--- Begin Data excerpts ---
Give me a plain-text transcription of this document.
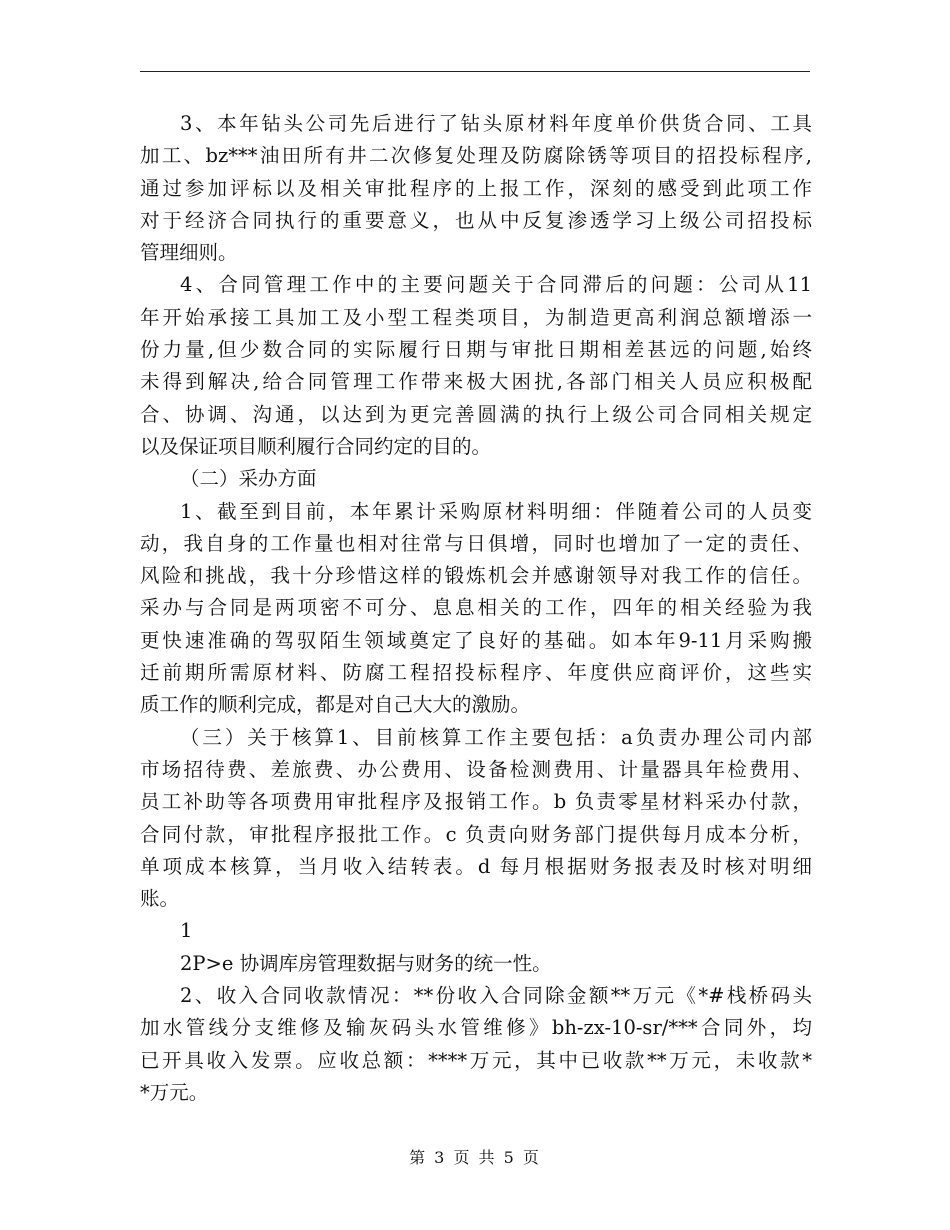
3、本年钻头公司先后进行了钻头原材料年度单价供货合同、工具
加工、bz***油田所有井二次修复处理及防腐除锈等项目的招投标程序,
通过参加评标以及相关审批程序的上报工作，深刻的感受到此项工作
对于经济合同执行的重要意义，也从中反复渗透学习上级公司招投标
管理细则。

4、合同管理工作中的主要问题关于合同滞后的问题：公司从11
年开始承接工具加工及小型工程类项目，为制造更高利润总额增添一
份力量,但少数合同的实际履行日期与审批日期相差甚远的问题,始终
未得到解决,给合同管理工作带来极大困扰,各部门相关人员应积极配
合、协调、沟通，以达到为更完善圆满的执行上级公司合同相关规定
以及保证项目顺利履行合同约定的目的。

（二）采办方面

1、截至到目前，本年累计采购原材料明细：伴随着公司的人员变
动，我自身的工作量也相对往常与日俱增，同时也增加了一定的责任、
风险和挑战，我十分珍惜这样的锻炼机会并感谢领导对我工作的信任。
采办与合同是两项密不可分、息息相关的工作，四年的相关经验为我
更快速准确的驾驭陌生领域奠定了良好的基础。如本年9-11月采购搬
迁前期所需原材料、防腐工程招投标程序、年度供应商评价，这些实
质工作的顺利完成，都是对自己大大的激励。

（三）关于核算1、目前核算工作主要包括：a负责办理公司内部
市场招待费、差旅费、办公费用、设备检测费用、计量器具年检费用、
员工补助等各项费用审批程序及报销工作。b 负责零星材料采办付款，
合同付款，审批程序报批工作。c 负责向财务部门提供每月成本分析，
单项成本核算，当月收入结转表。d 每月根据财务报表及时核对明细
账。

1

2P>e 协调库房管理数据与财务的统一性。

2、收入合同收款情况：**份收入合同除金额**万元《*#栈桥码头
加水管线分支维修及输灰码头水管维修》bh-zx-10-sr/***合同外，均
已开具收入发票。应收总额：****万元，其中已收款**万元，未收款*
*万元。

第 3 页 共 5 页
--- End Data excerpts ---
(Short problem) Extract the full listing exactly, with the pictures left out.

(Answer to the exercise)
Give me a plain-text transcription of this document.
3、本年钻头公司先后进行了钻头原材料年度单价供货合同、工具
加工、bz***油田所有井二次修复处理及防腐除锈等项目的招投标程序,
通过参加评标以及相关审批程序的上报工作，深刻的感受到此项工作
对于经济合同执行的重要意义，也从中反复渗透学习上级公司招投标
管理细则。

4、合同管理工作中的主要问题关于合同滞后的问题：公司从11
年开始承接工具加工及小型工程类项目，为制造更高利润总额增添一
份力量,但少数合同的实际履行日期与审批日期相差甚远的问题,始终
未得到解决,给合同管理工作带来极大困扰,各部门相关人员应积极配
合、协调、沟通，以达到为更完善圆满的执行上级公司合同相关规定
以及保证项目顺利履行合同约定的目的。

（二）采办方面

1、截至到目前，本年累计采购原材料明细：伴随着公司的人员变
动，我自身的工作量也相对往常与日俱增，同时也增加了一定的责任、
风险和挑战，我十分珍惜这样的锻炼机会并感谢领导对我工作的信任。
采办与合同是两项密不可分、息息相关的工作，四年的相关经验为我
更快速准确的驾驭陌生领域奠定了良好的基础。如本年9-11月采购搬
迁前期所需原材料、防腐工程招投标程序、年度供应商评价，这些实
质工作的顺利完成，都是对自己大大的激励。

（三）关于核算1、目前核算工作主要包括：a负责办理公司内部
市场招待费、差旅费、办公费用、设备检测费用、计量器具年检费用、
员工补助等各项费用审批程序及报销工作。b 负责零星材料采办付款，
合同付款，审批程序报批工作。c 负责向财务部门提供每月成本分析，
单项成本核算，当月收入结转表。d 每月根据财务报表及时核对明细
账。

1

2P>e 协调库房管理数据与财务的统一性。

2、收入合同收款情况：**份收入合同除金额**万元《*#栈桥码头
加水管线分支维修及输灰码头水管维修》bh-zx-10-sr/***合同外，均
已开具收入发票。应收总额：****万元，其中已收款**万元，未收款*
*万元。

第 3 页 共 5 页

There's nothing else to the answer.